DATA EXTRACT →
§ §
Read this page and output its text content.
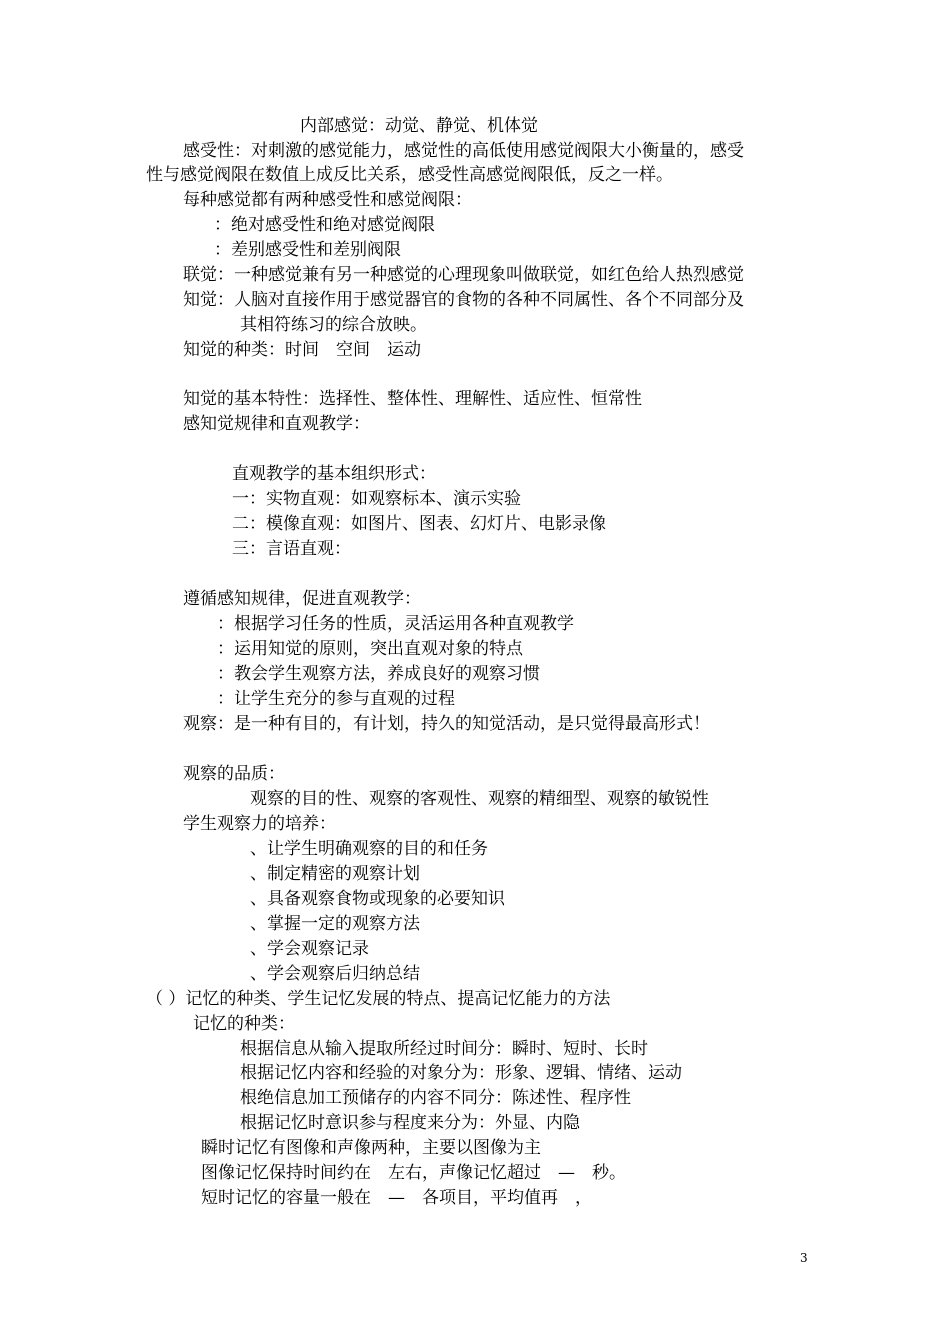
内部感觉：动觉、静觉、机体觉

感受性：对刺激的感觉能力，感觉性的高低使用感觉阀限大小衡量的，感受

性与感觉阀限在数值上成反比关系，感受性高感觉阀限低，反之一样。

每种感觉都有两种感受性和感觉阀限：

：绝对感受性和绝对感觉阀限

：差别感受性和差别阀限

联觉：一种感觉兼有另一种感觉的心理现象叫做联觉，如红色给人热烈感觉

知觉：人脑对直接作用于感觉器官的食物的各种不同属性、各个不同部分及

其相符练习的综合放映。

知觉的种类：时间　空间　运动

知觉的基本特性：选择性、整体性、理解性、适应性、恒常性

感知觉规律和直观教学：

直观教学的基本组织形式：

一：实物直观：如观察标本、演示实验

二：模像直观：如图片、图表、幻灯片、电影录像

三：言语直观：

遵循感知规律，促进直观教学：

：根据学习任务的性质，灵活运用各种直观教学

：运用知觉的原则，突出直观对象的特点

：教会学生观察方法，养成良好的观察习惯

：让学生充分的参与直观的过程

观察：是一种有目的，有计划，持久的知觉活动，是只觉得最高形式！

观察的品质：

观察的目的性、观察的客观性、观察的精细型、观察的敏锐性

学生观察力的培养：

、让学生明确观察的目的和任务

、制定精密的观察计划

、具备观察食物或现象的必要知识

、掌握一定的观察方法

、学会观察记录

、学会观察后归纳总结

（ ）记忆的种类、学生记忆发展的特点、提高记忆能力的方法

记忆的种类：

根据信息从输入提取所经过时间分：瞬时、短时、长时

根据记忆内容和经验的对象分为：形象、逻辑、情绪、运动

根绝信息加工预储存的内容不同分：陈述性、程序性

根据记忆时意识参与程度来分为：外显、内隐

瞬时记忆有图像和声像两种，主要以图像为主

图像记忆保持时间约在　左右，声像记忆超过　—　秒。

短时记忆的容量一般在　—　各项目，平均值再　，

3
§ §
SHORT EXERCISE → Without the pictures, repeat the listing above exactly.

TASK RESULT →
Read this page and output its text content.
内部感觉：动觉、静觉、机体觉

感受性：对刺激的感觉能力，感觉性的高低使用感觉阀限大小衡量的，感受

性与感觉阀限在数值上成反比关系，感受性高感觉阀限低，反之一样。

每种感觉都有两种感受性和感觉阀限：

：绝对感受性和绝对感觉阀限

：差别感受性和差别阀限

联觉：一种感觉兼有另一种感觉的心理现象叫做联觉，如红色给人热烈感觉

知觉：人脑对直接作用于感觉器官的食物的各种不同属性、各个不同部分及

其相符练习的综合放映。

知觉的种类：时间　空间　运动

知觉的基本特性：选择性、整体性、理解性、适应性、恒常性

感知觉规律和直观教学：

直观教学的基本组织形式：

一：实物直观：如观察标本、演示实验

二：模像直观：如图片、图表、幻灯片、电影录像

三：言语直观：

遵循感知规律，促进直观教学：

：根据学习任务的性质，灵活运用各种直观教学

：运用知觉的原则，突出直观对象的特点

：教会学生观察方法，养成良好的观察习惯

：让学生充分的参与直观的过程

观察：是一种有目的，有计划，持久的知觉活动，是只觉得最高形式！

观察的品质：

观察的目的性、观察的客观性、观察的精细型、观察的敏锐性

学生观察力的培养：

、让学生明确观察的目的和任务

、制定精密的观察计划

、具备观察食物或现象的必要知识

、掌握一定的观察方法

、学会观察记录

、学会观察后归纳总结

（ ）记忆的种类、学生记忆发展的特点、提高记忆能力的方法

记忆的种类：

根据信息从输入提取所经过时间分：瞬时、短时、长时

根据记忆内容和经验的对象分为：形象、逻辑、情绪、运动

根绝信息加工预储存的内容不同分：陈述性、程序性

根据记忆时意识参与程度来分为：外显、内隐

瞬时记忆有图像和声像两种，主要以图像为主

图像记忆保持时间约在　左右，声像记忆超过　—　秒。

短时记忆的容量一般在　—　各项目，平均值再　，

3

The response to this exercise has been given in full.